▶ _Direction_: Each line of the material below that holds the word "Gerharda" needs to be copied.

▶ _Provided data_:
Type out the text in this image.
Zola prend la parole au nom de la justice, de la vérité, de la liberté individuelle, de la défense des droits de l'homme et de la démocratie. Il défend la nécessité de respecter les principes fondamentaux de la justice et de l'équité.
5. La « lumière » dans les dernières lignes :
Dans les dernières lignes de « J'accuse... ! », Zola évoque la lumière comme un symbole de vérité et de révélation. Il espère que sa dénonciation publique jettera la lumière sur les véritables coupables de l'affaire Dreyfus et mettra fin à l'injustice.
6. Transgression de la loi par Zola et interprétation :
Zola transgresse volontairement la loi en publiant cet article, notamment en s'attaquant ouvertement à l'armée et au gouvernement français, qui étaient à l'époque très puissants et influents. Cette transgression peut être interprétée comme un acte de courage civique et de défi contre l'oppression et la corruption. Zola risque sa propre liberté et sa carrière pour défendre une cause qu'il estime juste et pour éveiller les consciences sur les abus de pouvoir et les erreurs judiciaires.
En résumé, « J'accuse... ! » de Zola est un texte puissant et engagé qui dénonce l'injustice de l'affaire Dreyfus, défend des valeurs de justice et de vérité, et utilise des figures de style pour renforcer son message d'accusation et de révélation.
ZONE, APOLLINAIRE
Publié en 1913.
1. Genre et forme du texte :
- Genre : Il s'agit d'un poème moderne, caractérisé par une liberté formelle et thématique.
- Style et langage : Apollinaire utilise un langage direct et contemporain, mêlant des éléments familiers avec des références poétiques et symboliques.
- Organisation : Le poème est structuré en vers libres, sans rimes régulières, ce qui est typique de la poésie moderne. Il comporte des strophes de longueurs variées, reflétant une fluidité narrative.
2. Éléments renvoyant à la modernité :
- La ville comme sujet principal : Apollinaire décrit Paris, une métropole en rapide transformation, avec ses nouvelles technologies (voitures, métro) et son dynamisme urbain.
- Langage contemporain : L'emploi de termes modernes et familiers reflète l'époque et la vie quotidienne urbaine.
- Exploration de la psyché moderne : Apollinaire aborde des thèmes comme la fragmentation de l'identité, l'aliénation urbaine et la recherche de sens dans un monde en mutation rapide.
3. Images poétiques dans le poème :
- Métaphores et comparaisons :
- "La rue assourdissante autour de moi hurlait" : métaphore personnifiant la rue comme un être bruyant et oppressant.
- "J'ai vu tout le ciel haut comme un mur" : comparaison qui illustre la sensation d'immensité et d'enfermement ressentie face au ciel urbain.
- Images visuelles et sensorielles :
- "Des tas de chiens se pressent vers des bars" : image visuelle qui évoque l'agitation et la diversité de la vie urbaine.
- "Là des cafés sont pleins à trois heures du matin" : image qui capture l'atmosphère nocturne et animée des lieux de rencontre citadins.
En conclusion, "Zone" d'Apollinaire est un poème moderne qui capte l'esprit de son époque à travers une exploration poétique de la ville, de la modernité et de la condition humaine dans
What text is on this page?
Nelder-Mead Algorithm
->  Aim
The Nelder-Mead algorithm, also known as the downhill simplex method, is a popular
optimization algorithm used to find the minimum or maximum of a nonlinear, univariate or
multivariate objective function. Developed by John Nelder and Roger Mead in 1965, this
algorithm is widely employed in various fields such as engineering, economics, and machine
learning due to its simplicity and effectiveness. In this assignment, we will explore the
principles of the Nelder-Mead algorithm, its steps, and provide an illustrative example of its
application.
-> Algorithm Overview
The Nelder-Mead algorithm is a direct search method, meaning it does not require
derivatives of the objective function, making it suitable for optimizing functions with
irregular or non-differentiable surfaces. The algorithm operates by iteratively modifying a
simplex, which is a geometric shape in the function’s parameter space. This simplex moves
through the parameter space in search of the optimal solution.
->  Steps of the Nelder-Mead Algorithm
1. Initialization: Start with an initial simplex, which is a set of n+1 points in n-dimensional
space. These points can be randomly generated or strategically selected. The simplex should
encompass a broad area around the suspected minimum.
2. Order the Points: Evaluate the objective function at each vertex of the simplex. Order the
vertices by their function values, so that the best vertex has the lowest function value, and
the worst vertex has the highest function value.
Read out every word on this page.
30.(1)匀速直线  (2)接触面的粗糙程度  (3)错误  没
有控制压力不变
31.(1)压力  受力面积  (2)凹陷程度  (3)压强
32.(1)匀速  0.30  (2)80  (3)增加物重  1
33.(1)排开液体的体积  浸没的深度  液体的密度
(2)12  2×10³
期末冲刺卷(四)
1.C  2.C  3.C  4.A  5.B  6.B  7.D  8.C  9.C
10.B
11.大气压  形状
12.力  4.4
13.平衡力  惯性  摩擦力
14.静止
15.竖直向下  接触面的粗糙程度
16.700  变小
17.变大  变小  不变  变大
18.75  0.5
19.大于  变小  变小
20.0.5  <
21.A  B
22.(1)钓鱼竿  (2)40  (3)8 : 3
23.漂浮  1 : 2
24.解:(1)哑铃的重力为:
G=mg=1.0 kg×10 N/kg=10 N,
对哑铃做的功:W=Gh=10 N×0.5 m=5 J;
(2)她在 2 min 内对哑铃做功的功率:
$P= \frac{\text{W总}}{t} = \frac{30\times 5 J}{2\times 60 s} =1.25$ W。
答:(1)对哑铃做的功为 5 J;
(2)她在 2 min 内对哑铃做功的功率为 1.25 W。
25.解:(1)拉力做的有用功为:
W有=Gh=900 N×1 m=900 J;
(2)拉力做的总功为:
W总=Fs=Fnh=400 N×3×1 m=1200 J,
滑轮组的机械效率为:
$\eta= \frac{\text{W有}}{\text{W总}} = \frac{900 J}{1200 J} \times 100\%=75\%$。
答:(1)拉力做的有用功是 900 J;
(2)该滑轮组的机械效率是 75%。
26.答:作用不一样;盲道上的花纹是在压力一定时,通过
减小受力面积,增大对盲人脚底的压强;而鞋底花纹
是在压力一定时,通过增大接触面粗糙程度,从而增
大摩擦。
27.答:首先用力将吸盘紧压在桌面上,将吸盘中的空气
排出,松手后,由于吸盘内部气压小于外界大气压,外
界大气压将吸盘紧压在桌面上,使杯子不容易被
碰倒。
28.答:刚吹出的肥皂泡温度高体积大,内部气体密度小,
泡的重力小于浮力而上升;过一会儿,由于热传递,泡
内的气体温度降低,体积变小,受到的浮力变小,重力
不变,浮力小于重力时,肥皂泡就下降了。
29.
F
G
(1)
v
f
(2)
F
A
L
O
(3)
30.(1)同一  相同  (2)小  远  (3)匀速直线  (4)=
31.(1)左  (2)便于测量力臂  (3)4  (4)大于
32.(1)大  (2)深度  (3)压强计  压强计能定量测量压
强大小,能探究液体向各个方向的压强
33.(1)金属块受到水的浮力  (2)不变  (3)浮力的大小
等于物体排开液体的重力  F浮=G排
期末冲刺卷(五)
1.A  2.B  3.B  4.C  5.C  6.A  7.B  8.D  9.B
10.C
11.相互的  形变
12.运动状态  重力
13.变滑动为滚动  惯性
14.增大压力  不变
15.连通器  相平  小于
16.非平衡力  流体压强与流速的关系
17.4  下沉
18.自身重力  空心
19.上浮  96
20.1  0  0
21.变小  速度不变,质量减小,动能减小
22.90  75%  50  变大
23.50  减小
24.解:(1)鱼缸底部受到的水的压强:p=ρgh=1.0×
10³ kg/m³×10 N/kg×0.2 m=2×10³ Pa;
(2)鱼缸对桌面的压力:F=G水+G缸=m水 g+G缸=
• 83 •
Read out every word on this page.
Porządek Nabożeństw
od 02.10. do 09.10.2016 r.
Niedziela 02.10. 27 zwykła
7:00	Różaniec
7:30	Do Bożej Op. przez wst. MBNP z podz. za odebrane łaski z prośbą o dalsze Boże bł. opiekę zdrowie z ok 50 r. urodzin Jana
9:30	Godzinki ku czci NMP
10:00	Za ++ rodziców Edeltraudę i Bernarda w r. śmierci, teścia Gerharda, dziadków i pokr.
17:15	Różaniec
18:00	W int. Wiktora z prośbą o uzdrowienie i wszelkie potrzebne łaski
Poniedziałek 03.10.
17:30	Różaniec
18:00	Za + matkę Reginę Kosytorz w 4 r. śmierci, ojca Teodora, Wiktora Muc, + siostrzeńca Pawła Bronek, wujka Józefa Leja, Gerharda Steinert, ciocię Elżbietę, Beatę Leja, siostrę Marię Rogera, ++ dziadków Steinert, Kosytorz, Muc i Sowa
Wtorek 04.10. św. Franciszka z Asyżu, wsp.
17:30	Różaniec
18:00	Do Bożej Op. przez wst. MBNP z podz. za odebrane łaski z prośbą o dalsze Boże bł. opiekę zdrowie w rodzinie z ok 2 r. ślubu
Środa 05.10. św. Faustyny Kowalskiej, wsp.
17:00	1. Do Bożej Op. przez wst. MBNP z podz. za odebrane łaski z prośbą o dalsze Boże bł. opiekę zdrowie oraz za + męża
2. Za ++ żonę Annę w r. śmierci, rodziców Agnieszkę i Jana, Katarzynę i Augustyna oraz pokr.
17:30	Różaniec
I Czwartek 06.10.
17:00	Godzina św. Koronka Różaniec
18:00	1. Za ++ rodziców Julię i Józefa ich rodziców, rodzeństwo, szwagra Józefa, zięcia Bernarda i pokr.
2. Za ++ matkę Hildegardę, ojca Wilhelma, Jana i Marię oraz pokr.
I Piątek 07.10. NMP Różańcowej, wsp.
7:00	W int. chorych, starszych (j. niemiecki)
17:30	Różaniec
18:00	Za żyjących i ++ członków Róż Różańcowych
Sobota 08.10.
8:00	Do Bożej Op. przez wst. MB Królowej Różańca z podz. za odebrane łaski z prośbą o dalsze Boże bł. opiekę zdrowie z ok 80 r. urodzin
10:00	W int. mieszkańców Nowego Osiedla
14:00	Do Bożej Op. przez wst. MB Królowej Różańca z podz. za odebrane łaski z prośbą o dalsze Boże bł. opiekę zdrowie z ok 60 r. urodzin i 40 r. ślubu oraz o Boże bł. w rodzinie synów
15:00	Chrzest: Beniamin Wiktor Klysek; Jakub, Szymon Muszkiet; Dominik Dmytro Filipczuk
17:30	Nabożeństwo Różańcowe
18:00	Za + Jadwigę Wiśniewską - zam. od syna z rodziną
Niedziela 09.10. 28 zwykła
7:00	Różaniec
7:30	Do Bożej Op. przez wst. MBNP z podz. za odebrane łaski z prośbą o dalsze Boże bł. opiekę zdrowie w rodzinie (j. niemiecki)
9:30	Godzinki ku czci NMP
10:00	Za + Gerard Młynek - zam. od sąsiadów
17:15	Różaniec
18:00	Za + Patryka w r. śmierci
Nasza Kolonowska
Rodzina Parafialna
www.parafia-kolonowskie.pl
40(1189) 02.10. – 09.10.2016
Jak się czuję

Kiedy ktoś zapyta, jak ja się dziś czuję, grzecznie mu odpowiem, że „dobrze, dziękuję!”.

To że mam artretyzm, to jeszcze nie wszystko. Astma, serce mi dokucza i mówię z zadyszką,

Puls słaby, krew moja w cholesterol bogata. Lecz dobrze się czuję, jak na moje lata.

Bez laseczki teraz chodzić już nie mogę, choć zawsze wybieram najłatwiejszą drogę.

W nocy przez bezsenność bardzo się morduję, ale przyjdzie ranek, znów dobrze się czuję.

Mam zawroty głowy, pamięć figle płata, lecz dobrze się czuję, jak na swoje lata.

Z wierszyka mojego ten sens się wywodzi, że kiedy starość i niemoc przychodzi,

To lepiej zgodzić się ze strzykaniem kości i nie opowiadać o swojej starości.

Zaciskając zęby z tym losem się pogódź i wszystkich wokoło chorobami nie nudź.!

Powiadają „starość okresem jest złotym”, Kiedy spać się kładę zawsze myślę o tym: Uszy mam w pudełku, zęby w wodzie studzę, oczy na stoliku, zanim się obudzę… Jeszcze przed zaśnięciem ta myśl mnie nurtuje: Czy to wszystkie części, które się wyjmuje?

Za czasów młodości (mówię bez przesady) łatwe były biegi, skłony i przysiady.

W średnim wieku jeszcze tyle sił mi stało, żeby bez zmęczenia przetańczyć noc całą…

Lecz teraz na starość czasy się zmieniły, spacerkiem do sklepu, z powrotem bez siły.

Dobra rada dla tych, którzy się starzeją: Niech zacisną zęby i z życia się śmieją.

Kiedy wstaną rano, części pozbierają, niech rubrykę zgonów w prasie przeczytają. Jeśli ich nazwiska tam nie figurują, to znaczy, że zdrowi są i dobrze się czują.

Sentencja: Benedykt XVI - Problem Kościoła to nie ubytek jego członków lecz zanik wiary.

▶ _Full solution_:
10:00	Za ++ rodziców Edeltraudę i Bernarda w r. śmierci, teścia Gerharda, dziadków i pokr.
18:00	Za + matkę Reginę Kosytorz w 4 r. śmierci, ojca Teodora, Wiktora Muc, + siostrzeńca Pawła Bronek, wujka Józefa Leja, Gerharda Steinert, ciocię Elżbietę, Beatę Leja, siostrę Marię Rogera, ++ dziadków Steinert, Kosytorz, Muc i Sowa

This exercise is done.